THE REQUEST: Out of the lines below, please list those that hold the string "fact".

Extracted data entries:
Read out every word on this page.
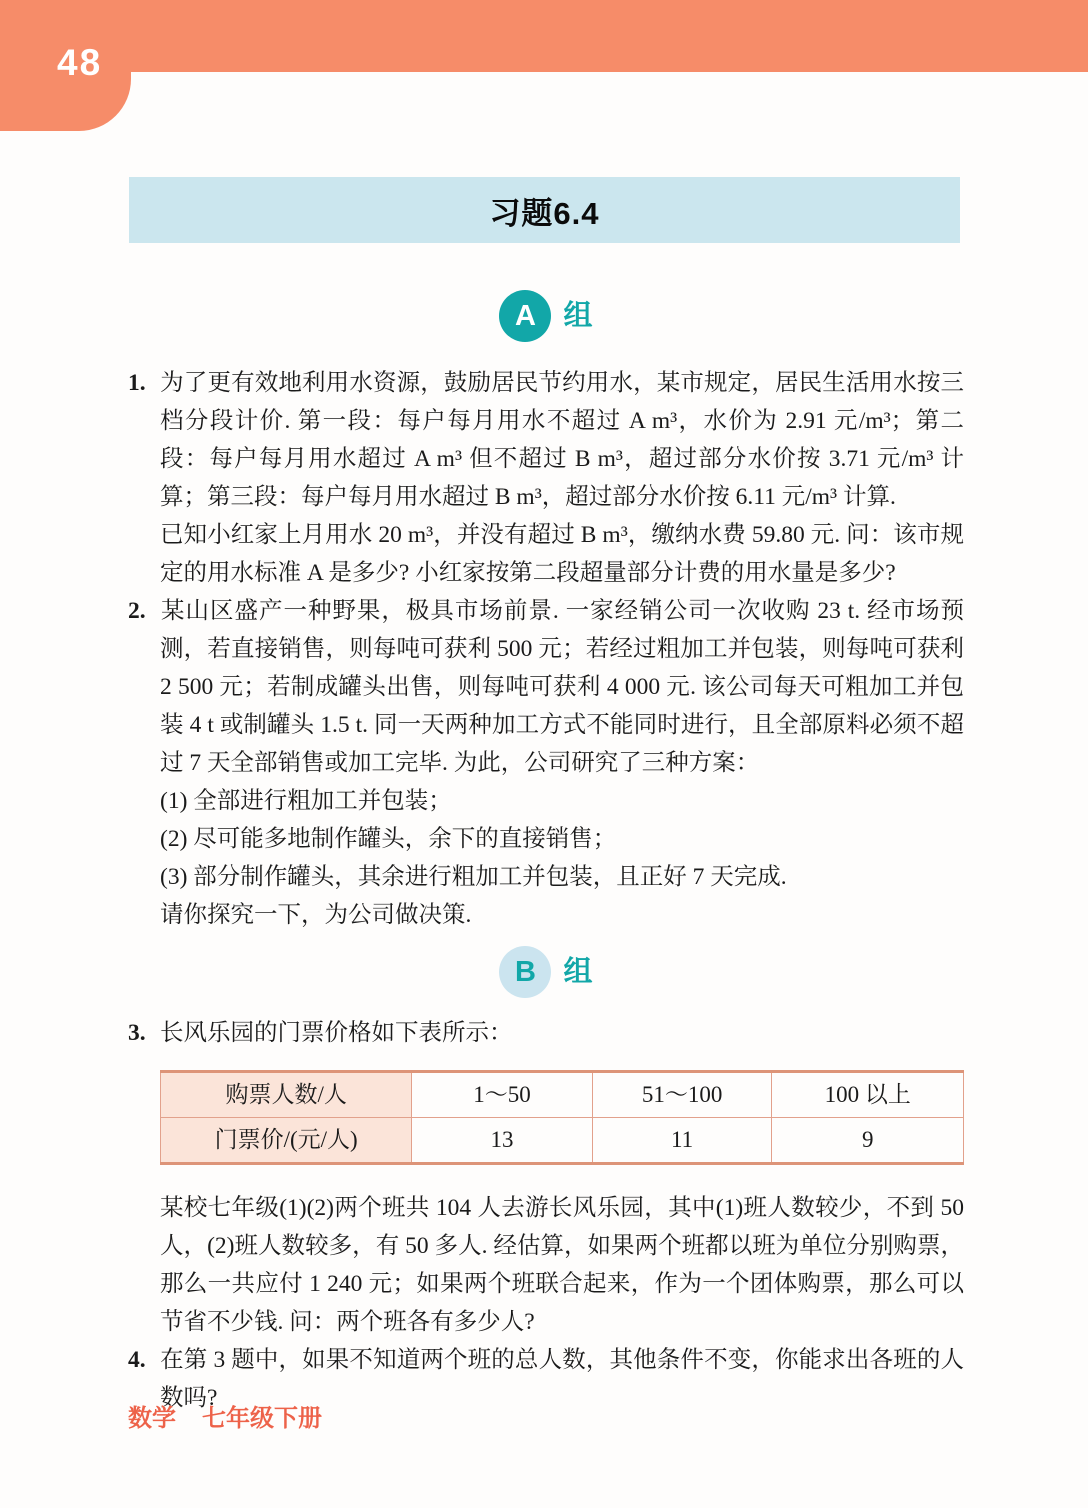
48
习题6.4
A 组

1. 为了更有效地利用水资源，鼓励居民节约用水，某市规定，居民生活用水按三档分段计价. 第一段：每户每月用水不超过 A m³，水价为 2.91 元/m³；第二段：每户每月用水超过 A m³ 但不超过 B m³，超过部分水价按 3.71 元/m³ 计算；第三段：每户每月用水超过 B m³，超过部分水价按 6.11 元/m³ 计算.

已知小红家上月用水 20 m³，并没有超过 B m³，缴纳水费 59.80 元. 问：该市规定的用水标准 A 是多少? 小红家按第二段超量部分计费的用水量是多少?

2. 某山区盛产一种野果，极具市场前景. 一家经销公司一次收购 23 t. 经市场预测，若直接销售，则每吨可获利 500 元；若经过粗加工并包装，则每吨可获利 2 500 元；若制成罐头出售，则每吨可获利 4 000 元. 该公司每天可粗加工并包装 4 t 或制罐头 1.5 t. 同一天两种加工方式不能同时进行，且全部原料必须不超过 7 天全部销售或加工完毕. 为此，公司研究了三种方案：

(1) 全部进行粗加工并包装；

(2) 尽可能多地制作罐头，余下的直接销售；

(3) 部分制作罐头，其余进行粗加工并包装，且正好 7 天完成.

请你探究一下，为公司做决策.

B 组

3. 长风乐园的门票价格如下表所示：

购票人数/人	1～50	51～100	100 以上
门票价/(元/人)	13	11	9

某校七年级(1)(2)两个班共 104 人去游长风乐园，其中(1)班人数较少，不到 50 人，(2)班人数较多，有 50 多人. 经估算，如果两个班都以班为单位分别购票，那么一共应付 1 240 元；如果两个班联合起来，作为一个团体购票，那么可以节省不少钱. 问：两个班各有多少人?

4. 在第 3 题中，如果不知道两个班的总人数，其他条件不变，你能求出各班的人数吗?

数学 七年级下册
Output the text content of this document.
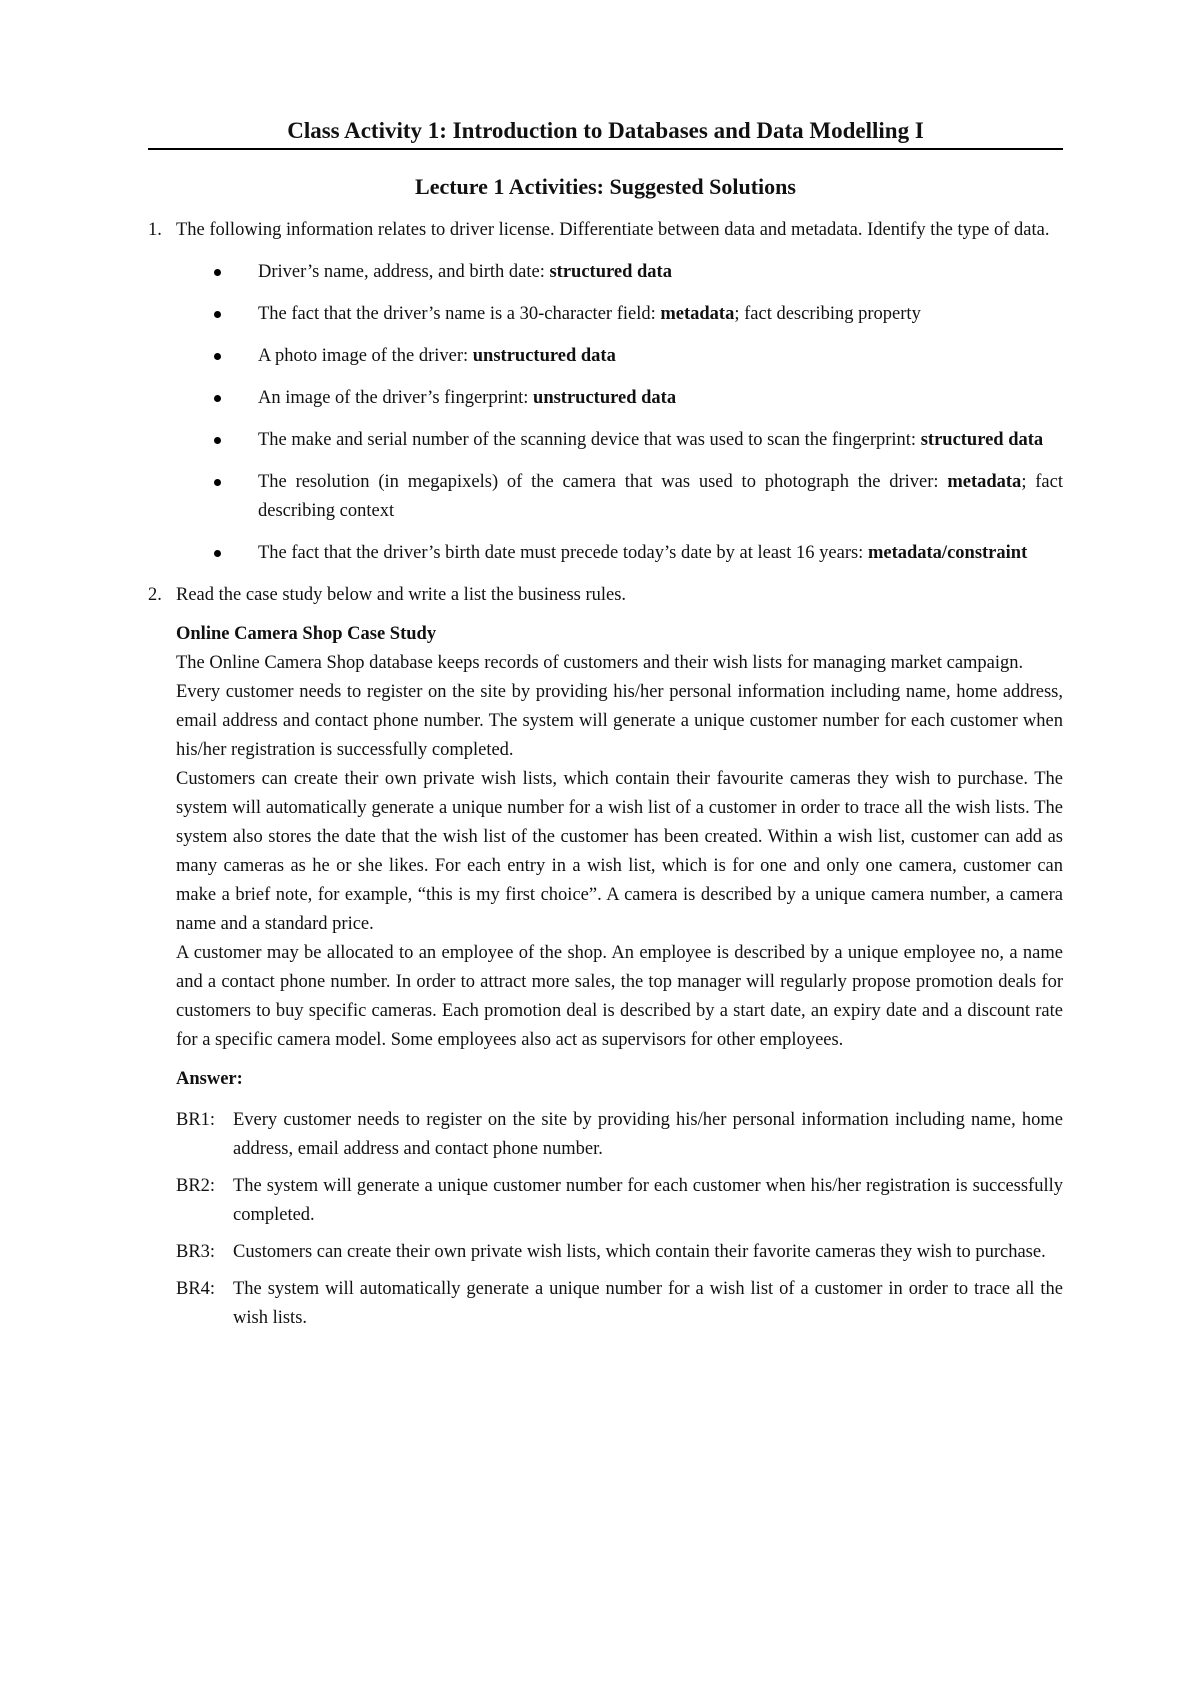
Class Activity 1: Introduction to Databases and Data Modelling I
Lecture 1 Activities: Suggested Solutions
1. The following information relates to driver license. Differentiate between data and metadata. Identify the type of data.

Driver’s name, address, and birth date: structured data
The fact that the driver’s name is a 30-character field: metadata; fact describing property
A photo image of the driver: unstructured data
An image of the driver’s fingerprint: unstructured data
The make and serial number of the scanning device that was used to scan the fingerprint: structured data
The resolution (in megapixels) of the camera that was used to photograph the driver: metadata; fact describing context
The fact that the driver’s birth date must precede today’s date by at least 16 years: metadata/constraint
2. Read the case study below and write a list the business rules.

Online Camera Shop Case Study

The Online Camera Shop database keeps records of customers and their wish lists for managing market campaign.

Every customer needs to register on the site by providing his/her personal information including name, home address, email address and contact phone number. The system will generate a unique customer number for each customer when his/her registration is successfully completed.

Customers can create their own private wish lists, which contain their favourite cameras they wish to purchase. The system will automatically generate a unique number for a wish list of a customer in order to trace all the wish lists. The system also stores the date that the wish list of the customer has been created. Within a wish list, customer can add as many cameras as he or she likes. For each entry in a wish list, which is for one and only one camera, customer can make a brief note, for example, “this is my first choice”. A camera is described by a unique camera number, a camera name and a standard price.

A customer may be allocated to an employee of the shop. An employee is described by a unique employee no, a name and a contact phone number. In order to attract more sales, the top manager will regularly propose promotion deals for customers to buy specific cameras. Each promotion deal is described by a start date, an expiry date and a discount rate for a specific camera model. Some employees also act as supervisors for other employees.

Answer:
BR1: Every customer needs to register on the site by providing his/her personal information including name, home address, email address and contact phone number.
BR2: The system will generate a unique customer number for each customer when his/her registration is successfully completed.
BR3: Customers can create their own private wish lists, which contain their favorite cameras they wish to purchase.
BR4: The system will automatically generate a unique number for a wish list of a customer in order to trace all the wish lists.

FULL RESPONSE:
The fact that the driver’s name is a 30-character field: metadata; fact describing property
The resolution (in megapixels) of the camera that was used to photograph the driver: metadata; fact describing context
The fact that the driver’s birth date must precede today’s date by at least 16 years: metadata/constraint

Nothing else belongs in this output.